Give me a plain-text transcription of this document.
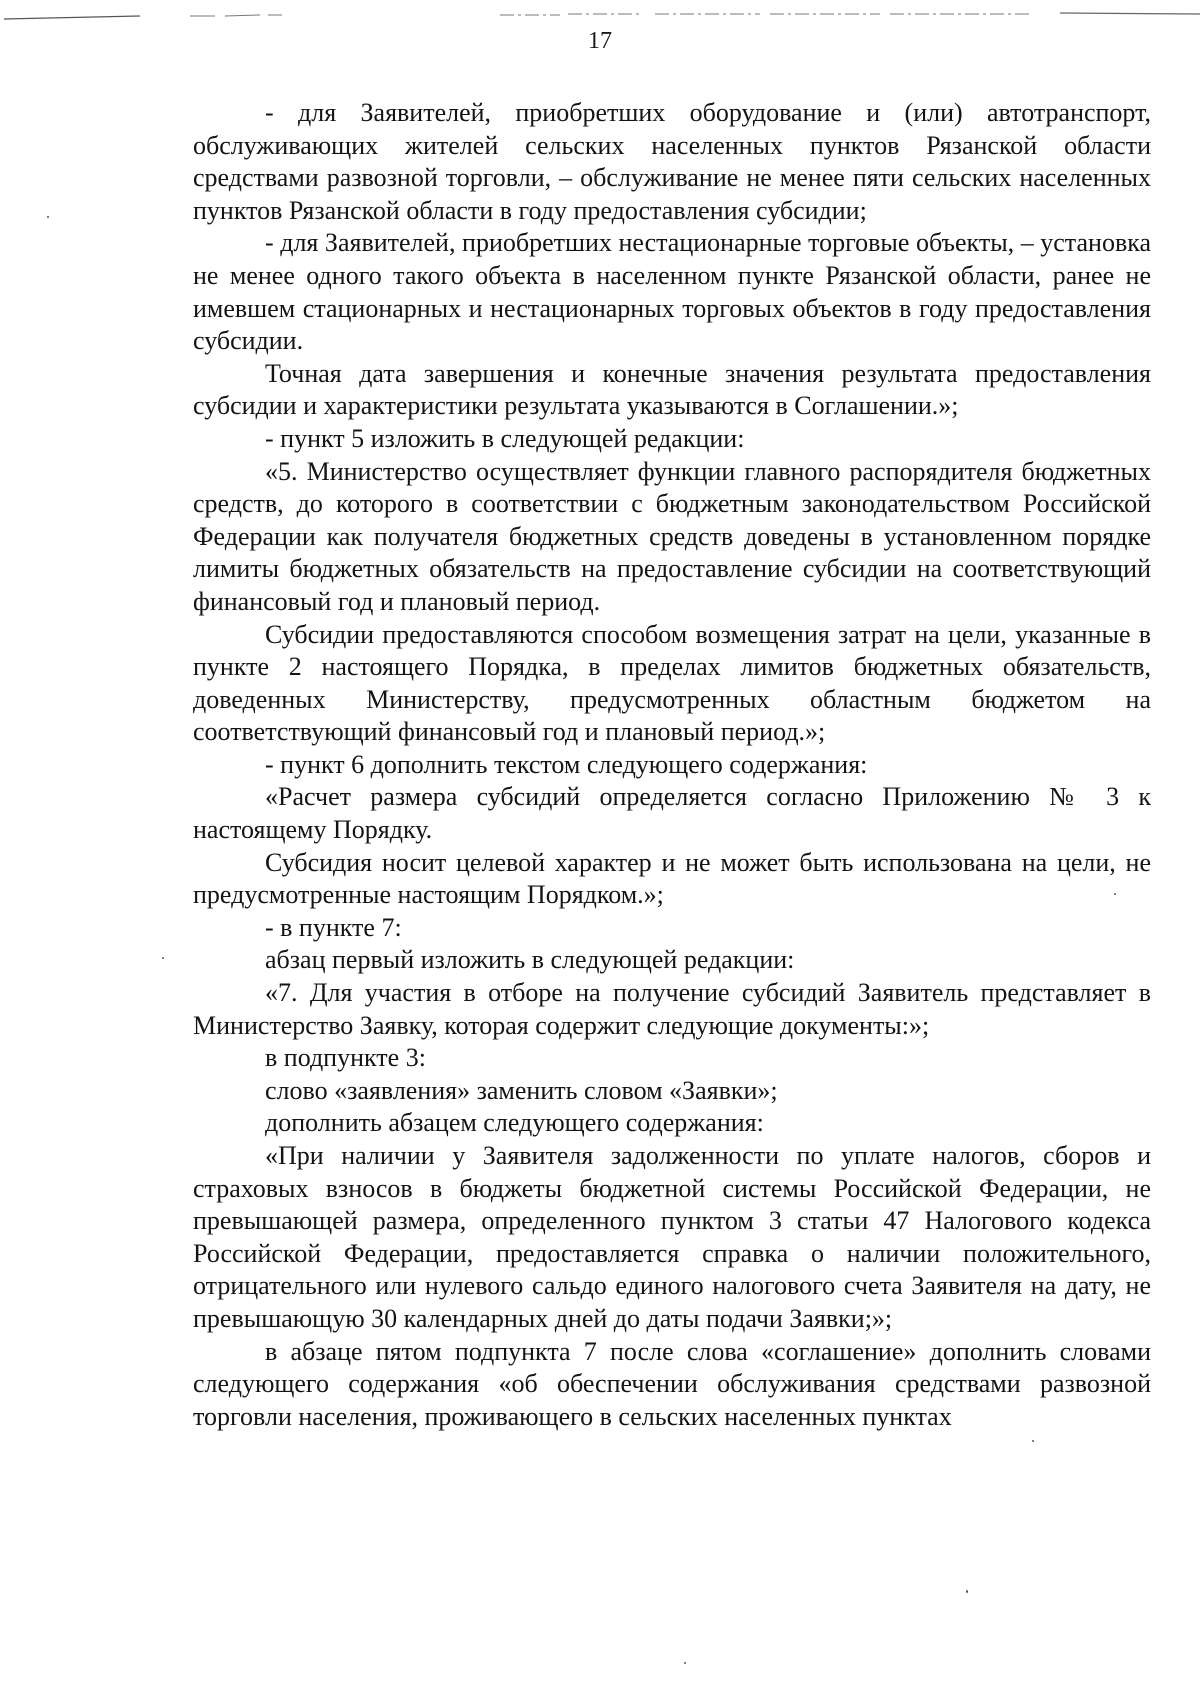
17

- для Заявителей, приобретших оборудование и (или) автотранспорт, обслуживающих жителей сельских населенных пунктов Рязанской области средствами развозной торговли, – обслуживание не менее пяти сельских населенных пунктов Рязанской области в году предоставления субсидии;

- для Заявителей, приобретших нестационарные торговые объекты, – установка не менее одного такого объекта в населенном пункте Рязанской области, ранее не имевшем стационарных и нестационарных торговых объектов в году предоставления субсидии.

Точная дата завершения и конечные значения результата предоставления субсидии и характеристики результата указываются в Соглашении.»;

- пункт 5 изложить в следующей редакции:

«5. Министерство осуществляет функции главного распорядителя бюджетных средств, до которого в соответствии с бюджетным законодательством Российской Федерации как получателя бюджетных средств доведены в установленном порядке лимиты бюджетных обязательств на предоставление субсидии на соответствующий финансовый год и плановый период.

Субсидии предоставляются способом возмещения затрат на цели, указанные в пункте 2 настоящего Порядка, в пределах лимитов бюджетных обязательств, доведенных Министерству, предусмотренных областным бюджетом на соответствующий финансовый год и плановый период.»;

- пункт 6 дополнить текстом следующего содержания:

«Расчет размера субсидий определяется согласно Приложению № 3 к настоящему Порядку.

Субсидия носит целевой характер и не может быть использована на цели, не предусмотренные настоящим Порядком.»;

- в пункте 7:

абзац первый изложить в следующей редакции:

«7. Для участия в отборе на получение субсидий Заявитель представляет в Министерство Заявку, которая содержит следующие документы:»;

в подпункте 3:

слово «заявления» заменить словом «Заявки»;

дополнить абзацем следующего содержания:

«При наличии у Заявителя задолженности по уплате налогов, сборов и страховых взносов в бюджеты бюджетной системы Российской Федерации, не превышающей размера, определенного пунктом 3 статьи 47 Налогового кодекса Российской Федерации, предоставляется справка о наличии положительного, отрицательного или нулевого сальдо единого налогового счета Заявителя на дату, не превышающую 30 календарных дней до даты подачи Заявки;»;

в абзаце пятом подпункта 7 после слова «соглашение» дополнить словами следующего содержания «об обеспечении обслуживания средствами развозной торговли населения, проживающего в сельских населенных пунктах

* * * * * * *

**EXERCISE AIM**.
Determine the number of lines in the entries above where the string "субсидий" appears. Answer with the number alone.

**FULL SOLUTION**.
2